Data extract ::
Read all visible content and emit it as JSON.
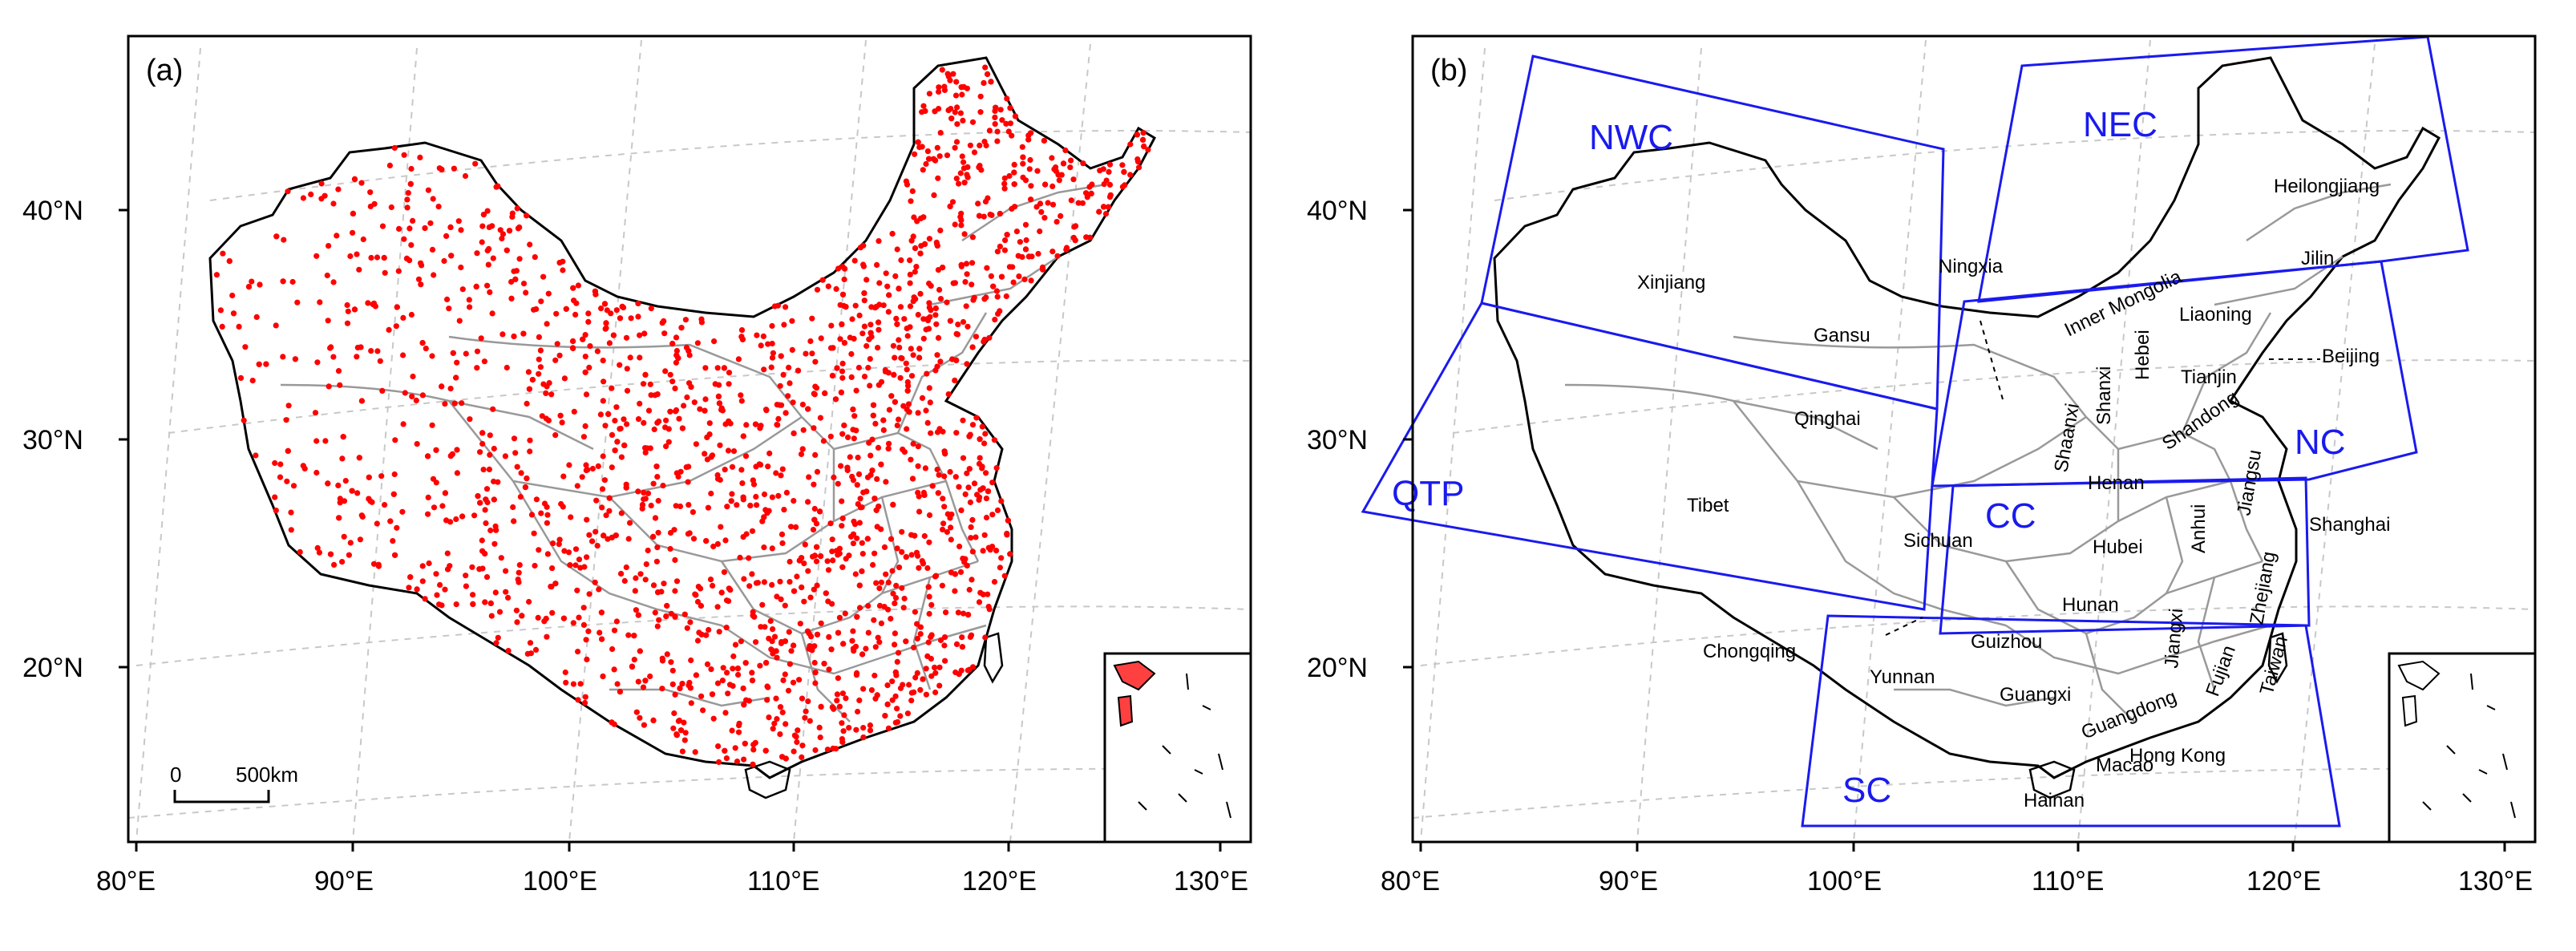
{
  "panels": [
    {
      "label": "(a)",
      "lat_ticks": [
        "40°N",
        "30°N",
        "20°N"
      ],
      "lon_ticks": [
        "80°E",
        "90°E",
        "100°E",
        "110°E",
        "120°E",
        "130°E"
      ],
      "scale_bar": {
        "start": "0",
        "end": "500km"
      },
      "station_color": "#ff0000"
    },
    {
      "label": "(b)",
      "lat_ticks": [
        "40°N",
        "30°N",
        "20°N"
      ],
      "lon_ticks": [
        "80°E",
        "90°E",
        "100°E",
        "110°E",
        "120°E",
        "130°E"
      ],
      "region_color": "#1a1aee",
      "regions": [
        "NWC",
        "NEC",
        "NC",
        "QTP",
        "CC",
        "SC"
      ],
      "provinces": [
        "Xinjiang",
        "Ningxia",
        "Inner Mongolia",
        "Heilongjiang",
        "Jilin",
        "Liaoning",
        "Beijing",
        "Tianjin",
        "Gansu",
        "Hebei",
        "Shanxi",
        "Shaanxi",
        "Shandong",
        "Qinghai",
        "Henan",
        "Tibet",
        "Sichuan",
        "Hubei",
        "Anhui",
        "Jiangsu",
        "Shanghai",
        "Hunan",
        "Jiangxi",
        "Zhejiang",
        "Chongqing",
        "Guizhou",
        "Fujian",
        "Yunnan",
        "Guangxi",
        "Guangdong",
        "Taiwan",
        "Hong Kong",
        "Macao",
        "Hainan"
      ]
    }
  ]
}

Problem to solve :: Exactly reproduce each record, leaving out any pictures.

Output of the exercise ::
Read all visible content and emit it as JSON.
{
  "panels": [
    {
      "label": "(a)",
      "lat_ticks": [
        "40°N",
        "30°N",
        "20°N"
      ],
      "lon_ticks": [
        "80°E",
        "90°E",
        "100°E",
        "110°E",
        "120°E",
        "130°E"
      ],
      "scale_bar": {
        "start": "0",
        "end": "500km"
      },
      "station_color": "#ff0000"
    },
    {
      "label": "(b)",
      "lat_ticks": [
        "40°N",
        "30°N",
        "20°N"
      ],
      "lon_ticks": [
        "80°E",
        "90°E",
        "100°E",
        "110°E",
        "120°E",
        "130°E"
      ],
      "region_color": "#1a1aee",
      "regions": [
        "NWC",
        "NEC",
        "NC",
        "QTP",
        "CC",
        "SC"
      ],
      "provinces": [
        "Xinjiang",
        "Ningxia",
        "Inner Mongolia",
        "Heilongjiang",
        "Jilin",
        "Liaoning",
        "Beijing",
        "Tianjin",
        "Gansu",
        "Hebei",
        "Shanxi",
        "Shaanxi",
        "Shandong",
        "Qinghai",
        "Henan",
        "Tibet",
        "Sichuan",
        "Hubei",
        "Anhui",
        "Jiangsu",
        "Shanghai",
        "Hunan",
        "Jiangxi",
        "Zhejiang",
        "Chongqing",
        "Guizhou",
        "Fujian",
        "Yunnan",
        "Guangxi",
        "Guangdong",
        "Taiwan",
        "Hong Kong",
        "Macao",
        "Hainan"
      ]
    }
  ]
}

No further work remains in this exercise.